_SUPPLIED MATERIAL_:
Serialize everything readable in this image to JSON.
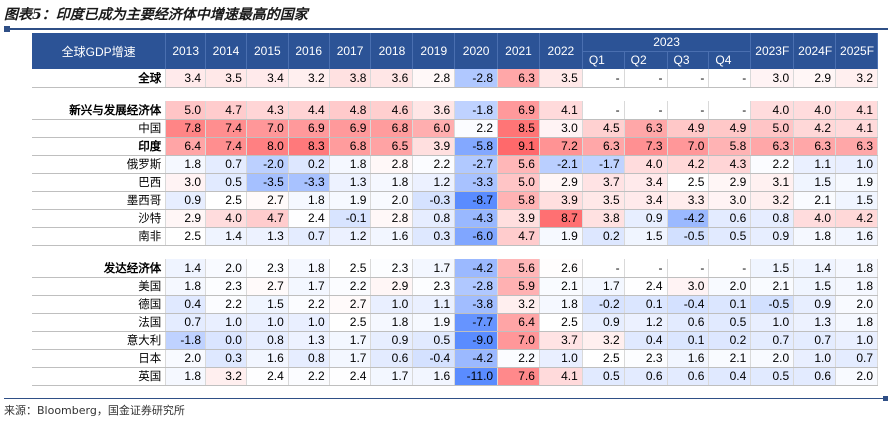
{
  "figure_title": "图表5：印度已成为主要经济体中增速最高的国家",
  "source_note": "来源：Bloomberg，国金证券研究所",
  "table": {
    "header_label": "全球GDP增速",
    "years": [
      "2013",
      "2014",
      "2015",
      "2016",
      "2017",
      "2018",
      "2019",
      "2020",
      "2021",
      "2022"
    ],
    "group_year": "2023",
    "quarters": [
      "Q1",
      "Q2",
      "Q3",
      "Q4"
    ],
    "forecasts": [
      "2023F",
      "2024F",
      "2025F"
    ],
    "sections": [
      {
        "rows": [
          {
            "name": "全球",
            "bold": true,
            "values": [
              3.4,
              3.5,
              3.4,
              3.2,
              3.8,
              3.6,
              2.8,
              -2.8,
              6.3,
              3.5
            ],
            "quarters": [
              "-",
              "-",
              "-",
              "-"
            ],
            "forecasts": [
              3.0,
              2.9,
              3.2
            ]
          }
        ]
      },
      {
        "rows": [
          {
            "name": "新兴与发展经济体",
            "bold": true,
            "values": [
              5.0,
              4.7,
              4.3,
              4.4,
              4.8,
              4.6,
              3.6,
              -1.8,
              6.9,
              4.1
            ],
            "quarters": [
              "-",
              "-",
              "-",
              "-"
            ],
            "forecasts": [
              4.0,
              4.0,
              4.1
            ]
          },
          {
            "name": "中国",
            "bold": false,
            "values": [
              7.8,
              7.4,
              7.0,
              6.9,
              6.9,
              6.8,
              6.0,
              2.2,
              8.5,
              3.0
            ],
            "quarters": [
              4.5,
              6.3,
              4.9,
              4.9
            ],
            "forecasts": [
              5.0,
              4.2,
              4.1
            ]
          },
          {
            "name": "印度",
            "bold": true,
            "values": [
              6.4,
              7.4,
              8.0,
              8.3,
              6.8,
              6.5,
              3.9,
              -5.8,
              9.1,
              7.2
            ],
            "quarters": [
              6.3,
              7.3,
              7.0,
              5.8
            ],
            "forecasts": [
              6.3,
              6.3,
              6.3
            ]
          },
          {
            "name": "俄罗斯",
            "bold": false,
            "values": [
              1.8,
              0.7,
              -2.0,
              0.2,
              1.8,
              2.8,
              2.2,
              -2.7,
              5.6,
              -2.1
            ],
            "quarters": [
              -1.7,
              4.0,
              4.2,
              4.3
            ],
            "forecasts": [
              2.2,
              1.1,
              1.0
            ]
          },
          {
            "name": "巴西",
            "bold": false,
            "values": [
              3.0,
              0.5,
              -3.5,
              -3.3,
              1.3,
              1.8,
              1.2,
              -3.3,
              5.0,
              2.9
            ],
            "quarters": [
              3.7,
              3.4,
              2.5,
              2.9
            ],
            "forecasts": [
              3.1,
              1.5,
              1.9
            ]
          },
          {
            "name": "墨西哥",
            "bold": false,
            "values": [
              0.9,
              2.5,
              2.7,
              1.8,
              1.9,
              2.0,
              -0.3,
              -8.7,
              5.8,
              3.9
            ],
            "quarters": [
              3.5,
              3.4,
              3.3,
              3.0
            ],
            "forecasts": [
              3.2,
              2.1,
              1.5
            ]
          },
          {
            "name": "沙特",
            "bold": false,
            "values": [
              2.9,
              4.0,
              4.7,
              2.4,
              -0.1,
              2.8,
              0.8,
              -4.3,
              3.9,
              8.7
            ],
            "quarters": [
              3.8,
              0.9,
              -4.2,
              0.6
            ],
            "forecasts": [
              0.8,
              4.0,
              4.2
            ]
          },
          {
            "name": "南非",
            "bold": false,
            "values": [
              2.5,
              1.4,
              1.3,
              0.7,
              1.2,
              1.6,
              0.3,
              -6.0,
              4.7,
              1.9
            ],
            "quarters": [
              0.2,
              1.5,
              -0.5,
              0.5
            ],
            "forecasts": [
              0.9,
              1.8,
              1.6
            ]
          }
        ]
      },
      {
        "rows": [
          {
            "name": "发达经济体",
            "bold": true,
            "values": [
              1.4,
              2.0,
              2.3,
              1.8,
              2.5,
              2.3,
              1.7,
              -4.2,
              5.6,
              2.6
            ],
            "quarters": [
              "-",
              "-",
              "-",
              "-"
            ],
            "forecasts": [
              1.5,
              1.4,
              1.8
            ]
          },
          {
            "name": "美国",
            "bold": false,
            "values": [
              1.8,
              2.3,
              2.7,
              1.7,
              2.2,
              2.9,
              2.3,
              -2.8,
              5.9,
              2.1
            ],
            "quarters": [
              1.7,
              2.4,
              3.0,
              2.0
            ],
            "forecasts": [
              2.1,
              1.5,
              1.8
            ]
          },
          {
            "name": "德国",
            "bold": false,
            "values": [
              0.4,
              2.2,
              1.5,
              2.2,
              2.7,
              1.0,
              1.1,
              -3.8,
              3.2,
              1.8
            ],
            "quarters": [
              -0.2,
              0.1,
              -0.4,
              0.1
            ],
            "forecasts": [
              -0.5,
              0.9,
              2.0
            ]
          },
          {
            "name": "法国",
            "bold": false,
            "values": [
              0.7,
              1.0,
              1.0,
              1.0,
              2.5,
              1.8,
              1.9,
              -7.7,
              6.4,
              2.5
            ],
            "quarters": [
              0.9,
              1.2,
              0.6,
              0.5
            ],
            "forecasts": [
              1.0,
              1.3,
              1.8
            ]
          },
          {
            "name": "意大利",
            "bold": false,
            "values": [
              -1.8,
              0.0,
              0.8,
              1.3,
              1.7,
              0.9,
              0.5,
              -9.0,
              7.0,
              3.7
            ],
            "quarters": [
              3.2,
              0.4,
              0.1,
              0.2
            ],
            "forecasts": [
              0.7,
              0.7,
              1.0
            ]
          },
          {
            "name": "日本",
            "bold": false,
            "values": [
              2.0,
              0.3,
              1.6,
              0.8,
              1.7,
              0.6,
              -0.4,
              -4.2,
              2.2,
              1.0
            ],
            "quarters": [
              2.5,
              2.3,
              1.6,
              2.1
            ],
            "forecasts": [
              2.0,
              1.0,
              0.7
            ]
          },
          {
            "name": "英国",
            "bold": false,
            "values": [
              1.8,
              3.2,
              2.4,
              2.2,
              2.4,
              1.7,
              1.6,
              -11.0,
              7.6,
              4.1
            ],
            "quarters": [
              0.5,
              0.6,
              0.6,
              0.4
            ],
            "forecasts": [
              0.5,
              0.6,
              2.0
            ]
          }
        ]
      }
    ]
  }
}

_DIRECTIONS FOR THIS TASK_:
Every record is to be reproduced exactly, with no pictures included.

_PROBLEM SOLUTION_:
Serialize everything readable in this image to JSON.
{
  "figure_title": "图表5：印度已成为主要经济体中增速最高的国家",
  "source_note": "来源：Bloomberg，国金证券研究所",
  "table": {
    "header_label": "全球GDP增速",
    "years": [
      "2013",
      "2014",
      "2015",
      "2016",
      "2017",
      "2018",
      "2019",
      "2020",
      "2021",
      "2022"
    ],
    "group_year": "2023",
    "quarters": [
      "Q1",
      "Q2",
      "Q3",
      "Q4"
    ],
    "forecasts": [
      "2023F",
      "2024F",
      "2025F"
    ],
    "sections": [
      {
        "rows": [
          {
            "name": "全球",
            "bold": true,
            "values": [
              3.4,
              3.5,
              3.4,
              3.2,
              3.8,
              3.6,
              2.8,
              -2.8,
              6.3,
              3.5
            ],
            "quarters": [
              "-",
              "-",
              "-",
              "-"
            ],
            "forecasts": [
              3.0,
              2.9,
              3.2
            ]
          }
        ]
      },
      {
        "rows": [
          {
            "name": "新兴与发展经济体",
            "bold": true,
            "values": [
              5.0,
              4.7,
              4.3,
              4.4,
              4.8,
              4.6,
              3.6,
              -1.8,
              6.9,
              4.1
            ],
            "quarters": [
              "-",
              "-",
              "-",
              "-"
            ],
            "forecasts": [
              4.0,
              4.0,
              4.1
            ]
          },
          {
            "name": "中国",
            "bold": false,
            "values": [
              7.8,
              7.4,
              7.0,
              6.9,
              6.9,
              6.8,
              6.0,
              2.2,
              8.5,
              3.0
            ],
            "quarters": [
              4.5,
              6.3,
              4.9,
              4.9
            ],
            "forecasts": [
              5.0,
              4.2,
              4.1
            ]
          },
          {
            "name": "印度",
            "bold": true,
            "values": [
              6.4,
              7.4,
              8.0,
              8.3,
              6.8,
              6.5,
              3.9,
              -5.8,
              9.1,
              7.2
            ],
            "quarters": [
              6.3,
              7.3,
              7.0,
              5.8
            ],
            "forecasts": [
              6.3,
              6.3,
              6.3
            ]
          },
          {
            "name": "俄罗斯",
            "bold": false,
            "values": [
              1.8,
              0.7,
              -2.0,
              0.2,
              1.8,
              2.8,
              2.2,
              -2.7,
              5.6,
              -2.1
            ],
            "quarters": [
              -1.7,
              4.0,
              4.2,
              4.3
            ],
            "forecasts": [
              2.2,
              1.1,
              1.0
            ]
          },
          {
            "name": "巴西",
            "bold": false,
            "values": [
              3.0,
              0.5,
              -3.5,
              -3.3,
              1.3,
              1.8,
              1.2,
              -3.3,
              5.0,
              2.9
            ],
            "quarters": [
              3.7,
              3.4,
              2.5,
              2.9
            ],
            "forecasts": [
              3.1,
              1.5,
              1.9
            ]
          },
          {
            "name": "墨西哥",
            "bold": false,
            "values": [
              0.9,
              2.5,
              2.7,
              1.8,
              1.9,
              2.0,
              -0.3,
              -8.7,
              5.8,
              3.9
            ],
            "quarters": [
              3.5,
              3.4,
              3.3,
              3.0
            ],
            "forecasts": [
              3.2,
              2.1,
              1.5
            ]
          },
          {
            "name": "沙特",
            "bold": false,
            "values": [
              2.9,
              4.0,
              4.7,
              2.4,
              -0.1,
              2.8,
              0.8,
              -4.3,
              3.9,
              8.7
            ],
            "quarters": [
              3.8,
              0.9,
              -4.2,
              0.6
            ],
            "forecasts": [
              0.8,
              4.0,
              4.2
            ]
          },
          {
            "name": "南非",
            "bold": false,
            "values": [
              2.5,
              1.4,
              1.3,
              0.7,
              1.2,
              1.6,
              0.3,
              -6.0,
              4.7,
              1.9
            ],
            "quarters": [
              0.2,
              1.5,
              -0.5,
              0.5
            ],
            "forecasts": [
              0.9,
              1.8,
              1.6
            ]
          }
        ]
      },
      {
        "rows": [
          {
            "name": "发达经济体",
            "bold": true,
            "values": [
              1.4,
              2.0,
              2.3,
              1.8,
              2.5,
              2.3,
              1.7,
              -4.2,
              5.6,
              2.6
            ],
            "quarters": [
              "-",
              "-",
              "-",
              "-"
            ],
            "forecasts": [
              1.5,
              1.4,
              1.8
            ]
          },
          {
            "name": "美国",
            "bold": false,
            "values": [
              1.8,
              2.3,
              2.7,
              1.7,
              2.2,
              2.9,
              2.3,
              -2.8,
              5.9,
              2.1
            ],
            "quarters": [
              1.7,
              2.4,
              3.0,
              2.0
            ],
            "forecasts": [
              2.1,
              1.5,
              1.8
            ]
          },
          {
            "name": "德国",
            "bold": false,
            "values": [
              0.4,
              2.2,
              1.5,
              2.2,
              2.7,
              1.0,
              1.1,
              -3.8,
              3.2,
              1.8
            ],
            "quarters": [
              -0.2,
              0.1,
              -0.4,
              0.1
            ],
            "forecasts": [
              -0.5,
              0.9,
              2.0
            ]
          },
          {
            "name": "法国",
            "bold": false,
            "values": [
              0.7,
              1.0,
              1.0,
              1.0,
              2.5,
              1.8,
              1.9,
              -7.7,
              6.4,
              2.5
            ],
            "quarters": [
              0.9,
              1.2,
              0.6,
              0.5
            ],
            "forecasts": [
              1.0,
              1.3,
              1.8
            ]
          },
          {
            "name": "意大利",
            "bold": false,
            "values": [
              -1.8,
              0.0,
              0.8,
              1.3,
              1.7,
              0.9,
              0.5,
              -9.0,
              7.0,
              3.7
            ],
            "quarters": [
              3.2,
              0.4,
              0.1,
              0.2
            ],
            "forecasts": [
              0.7,
              0.7,
              1.0
            ]
          },
          {
            "name": "日本",
            "bold": false,
            "values": [
              2.0,
              0.3,
              1.6,
              0.8,
              1.7,
              0.6,
              -0.4,
              -4.2,
              2.2,
              1.0
            ],
            "quarters": [
              2.5,
              2.3,
              1.6,
              2.1
            ],
            "forecasts": [
              2.0,
              1.0,
              0.7
            ]
          },
          {
            "name": "英国",
            "bold": false,
            "values": [
              1.8,
              3.2,
              2.4,
              2.2,
              2.4,
              1.7,
              1.6,
              -11.0,
              7.6,
              4.1
            ],
            "quarters": [
              0.5,
              0.6,
              0.6,
              0.4
            ],
            "forecasts": [
              0.5,
              0.6,
              2.0
            ]
          }
        ]
      }
    ]
  }
}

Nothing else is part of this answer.